#### Task brief:
Quote the listing in full, exactly as given, minus any pictures.

#### Dataset excerpts:
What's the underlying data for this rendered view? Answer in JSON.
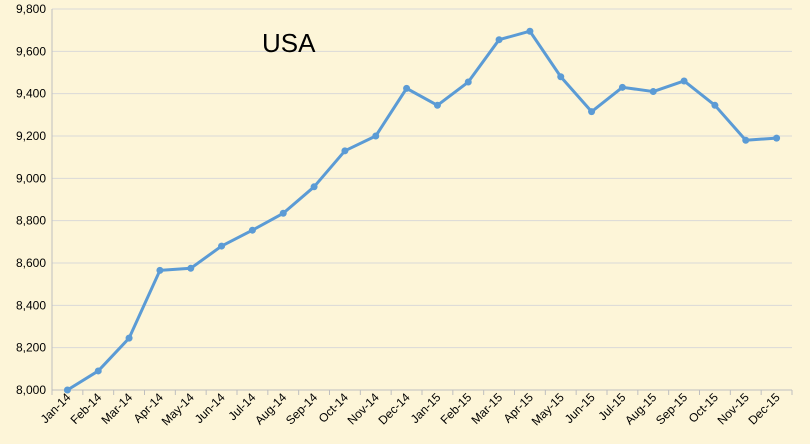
{
  "chart_data": {
    "type": "line",
    "title": "USA",
    "xlabel": "",
    "ylabel": "",
    "categories": [
      "Jan-14",
      "Feb-14",
      "Mar-14",
      "Apr-14",
      "May-14",
      "Jun-14",
      "Jul-14",
      "Aug-14",
      "Sep-14",
      "Oct-14",
      "Nov-14",
      "Dec-14",
      "Jan-15",
      "Feb-15",
      "Mar-15",
      "Apr-15",
      "May-15",
      "Jun-15",
      "Jul-15",
      "Aug-15",
      "Sep-15",
      "Oct-15",
      "Nov-15",
      "Dec-15"
    ],
    "series": [
      {
        "values": [
          8000,
          8090,
          8245,
          8565,
          8575,
          8680,
          8755,
          8835,
          8960,
          9130,
          9200,
          9425,
          9345,
          9455,
          9655,
          9695,
          9480,
          9315,
          9430,
          9410,
          9460,
          9345,
          9180,
          9190
        ]
      }
    ],
    "ylim": [
      8000,
      9800
    ],
    "yticks": [
      8000,
      8200,
      8400,
      8600,
      8800,
      9000,
      9200,
      9400,
      9600,
      9800
    ],
    "ytick_labels": [
      "8,000",
      "8,200",
      "8,400",
      "8,600",
      "8,800",
      "9,000",
      "9,200",
      "9,400",
      "9,600",
      "9,800"
    ],
    "grid": true,
    "legend": "none",
    "colors": {
      "background": "#fdf5d8",
      "grid": "#d9d9d9",
      "line": "#5b9bd5"
    }
  }
}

#### Answer to this problem:
What's the underlying data for this rendered view? Answer in JSON.
{
  "chart_data": {
    "type": "line",
    "title": "USA",
    "xlabel": "",
    "ylabel": "",
    "categories": [
      "Jan-14",
      "Feb-14",
      "Mar-14",
      "Apr-14",
      "May-14",
      "Jun-14",
      "Jul-14",
      "Aug-14",
      "Sep-14",
      "Oct-14",
      "Nov-14",
      "Dec-14",
      "Jan-15",
      "Feb-15",
      "Mar-15",
      "Apr-15",
      "May-15",
      "Jun-15",
      "Jul-15",
      "Aug-15",
      "Sep-15",
      "Oct-15",
      "Nov-15",
      "Dec-15"
    ],
    "series": [
      {
        "values": [
          8000,
          8090,
          8245,
          8565,
          8575,
          8680,
          8755,
          8835,
          8960,
          9130,
          9200,
          9425,
          9345,
          9455,
          9655,
          9695,
          9480,
          9315,
          9430,
          9410,
          9460,
          9345,
          9180,
          9190
        ]
      }
    ],
    "ylim": [
      8000,
      9800
    ],
    "yticks": [
      8000,
      8200,
      8400,
      8600,
      8800,
      9000,
      9200,
      9400,
      9600,
      9800
    ],
    "ytick_labels": [
      "8,000",
      "8,200",
      "8,400",
      "8,600",
      "8,800",
      "9,000",
      "9,200",
      "9,400",
      "9,600",
      "9,800"
    ],
    "grid": true,
    "legend": "none",
    "colors": {
      "background": "#fdf5d8",
      "grid": "#d9d9d9",
      "line": "#5b9bd5"
    }
  }
}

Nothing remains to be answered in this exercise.